- **TEXT EXCERPT**

The Johnson Doctrine, enunciated by U.S. President Lyndon B. Johnson after the United States' intervention in the Dominican Republic in 1965, declared that domestic revolution in the Western Hemisphere would no longer be a local matter when the object is the establishment of a "Communist dictatorship". It is an extension of the Eisenhower and Kennedy Doctrines.

Background
The U.S. government disliked communist influence in the Western Hemisphere during the Cold War. In the 1960s, the Dominican Republic was a country of interest. Due to the ongoing political turmoil in the county, Dominican generals revolted in April 1965. Fearful that the members of the revolt had socialist sympathies, the U.S. invaded the country on April 28 to re-establish a government sympathetic to them.

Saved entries
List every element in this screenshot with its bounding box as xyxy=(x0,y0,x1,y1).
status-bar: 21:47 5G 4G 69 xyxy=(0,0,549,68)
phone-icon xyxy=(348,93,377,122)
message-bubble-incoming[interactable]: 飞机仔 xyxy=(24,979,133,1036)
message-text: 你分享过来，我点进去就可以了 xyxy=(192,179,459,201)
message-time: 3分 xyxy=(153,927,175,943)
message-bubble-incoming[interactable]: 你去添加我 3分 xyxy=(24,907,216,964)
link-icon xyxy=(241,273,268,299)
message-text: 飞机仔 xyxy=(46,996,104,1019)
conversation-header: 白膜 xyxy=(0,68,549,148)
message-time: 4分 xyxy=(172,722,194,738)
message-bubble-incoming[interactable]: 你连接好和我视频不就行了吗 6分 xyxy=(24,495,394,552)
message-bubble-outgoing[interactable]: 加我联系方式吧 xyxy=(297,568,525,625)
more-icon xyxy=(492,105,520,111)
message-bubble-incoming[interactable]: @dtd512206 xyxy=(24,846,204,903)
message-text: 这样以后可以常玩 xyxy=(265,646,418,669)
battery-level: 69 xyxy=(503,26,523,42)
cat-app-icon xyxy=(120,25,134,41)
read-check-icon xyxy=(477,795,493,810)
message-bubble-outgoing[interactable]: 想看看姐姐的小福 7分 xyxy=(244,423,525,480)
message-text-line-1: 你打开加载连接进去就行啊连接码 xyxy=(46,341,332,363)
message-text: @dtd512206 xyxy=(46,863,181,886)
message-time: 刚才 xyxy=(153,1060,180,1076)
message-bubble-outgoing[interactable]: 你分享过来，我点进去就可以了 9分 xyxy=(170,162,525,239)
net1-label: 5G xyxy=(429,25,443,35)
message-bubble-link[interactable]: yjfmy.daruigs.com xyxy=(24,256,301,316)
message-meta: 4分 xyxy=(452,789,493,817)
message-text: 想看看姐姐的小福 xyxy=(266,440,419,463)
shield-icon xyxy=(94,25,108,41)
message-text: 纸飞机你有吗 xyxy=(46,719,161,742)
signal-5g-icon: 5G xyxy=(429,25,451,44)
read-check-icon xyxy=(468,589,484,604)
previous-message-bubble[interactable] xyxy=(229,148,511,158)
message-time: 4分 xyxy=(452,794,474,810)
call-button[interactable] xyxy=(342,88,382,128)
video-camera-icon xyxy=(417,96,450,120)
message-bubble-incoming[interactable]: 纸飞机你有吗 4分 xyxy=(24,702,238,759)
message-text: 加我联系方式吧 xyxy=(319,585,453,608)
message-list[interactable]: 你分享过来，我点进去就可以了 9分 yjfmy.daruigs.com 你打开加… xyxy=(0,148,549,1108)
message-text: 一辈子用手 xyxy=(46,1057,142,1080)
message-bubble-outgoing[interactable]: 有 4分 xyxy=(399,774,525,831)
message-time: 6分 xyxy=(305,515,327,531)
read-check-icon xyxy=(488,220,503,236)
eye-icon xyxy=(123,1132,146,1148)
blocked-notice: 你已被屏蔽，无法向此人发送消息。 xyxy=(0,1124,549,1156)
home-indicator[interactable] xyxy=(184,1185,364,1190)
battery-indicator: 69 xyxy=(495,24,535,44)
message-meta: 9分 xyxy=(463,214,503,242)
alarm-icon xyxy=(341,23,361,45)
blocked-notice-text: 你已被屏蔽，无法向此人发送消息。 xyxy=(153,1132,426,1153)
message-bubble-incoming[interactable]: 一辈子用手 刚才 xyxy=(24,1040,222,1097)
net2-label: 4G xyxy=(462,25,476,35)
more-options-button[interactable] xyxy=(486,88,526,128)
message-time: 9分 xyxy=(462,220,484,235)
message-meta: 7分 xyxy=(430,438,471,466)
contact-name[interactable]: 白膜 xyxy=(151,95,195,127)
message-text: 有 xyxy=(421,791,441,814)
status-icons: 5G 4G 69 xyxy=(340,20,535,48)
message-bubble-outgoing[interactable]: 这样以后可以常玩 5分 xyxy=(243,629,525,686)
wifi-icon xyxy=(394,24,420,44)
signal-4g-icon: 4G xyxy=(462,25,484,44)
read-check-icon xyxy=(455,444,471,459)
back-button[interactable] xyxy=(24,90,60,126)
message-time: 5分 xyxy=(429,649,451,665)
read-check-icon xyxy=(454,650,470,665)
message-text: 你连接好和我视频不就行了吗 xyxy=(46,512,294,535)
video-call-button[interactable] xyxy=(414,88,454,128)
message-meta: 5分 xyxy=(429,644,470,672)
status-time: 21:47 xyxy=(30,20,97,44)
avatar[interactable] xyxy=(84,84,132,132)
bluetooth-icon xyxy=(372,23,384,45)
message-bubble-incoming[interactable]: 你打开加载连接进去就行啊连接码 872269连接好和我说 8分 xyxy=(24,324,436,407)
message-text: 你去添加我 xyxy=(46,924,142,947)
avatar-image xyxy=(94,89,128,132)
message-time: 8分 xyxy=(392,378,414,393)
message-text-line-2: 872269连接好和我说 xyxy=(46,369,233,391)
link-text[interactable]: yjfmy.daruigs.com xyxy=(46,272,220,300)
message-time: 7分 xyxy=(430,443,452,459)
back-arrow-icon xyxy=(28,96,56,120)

- **WORK TO DO**
**a)** Which doctrines does the Johnson Doctrine text mention by name? List them all.
**b)** Copy the Johnson Doctrine text starting at "The Johnson Doctrine, enunciated" and ending after "and Kennedy Doctrines.", swapping "enunciated" for "announced".

- **RESPONSES IN ORDER**
**a)** Johnson Doctrine, Eisenhower Doctrine, Kennedy Doctrine

**b)**
The Johnson Doctrine, announced by U.S. President Lyndon B. Johnson after the United States' intervention in the Dominican Republic in 1965, declared that domestic revolution in the Western Hemisphere would no longer be a local matter when the object is the establishment of a "Communist dictatorship". It is an extension of the Eisenhower and Kennedy Doctrines.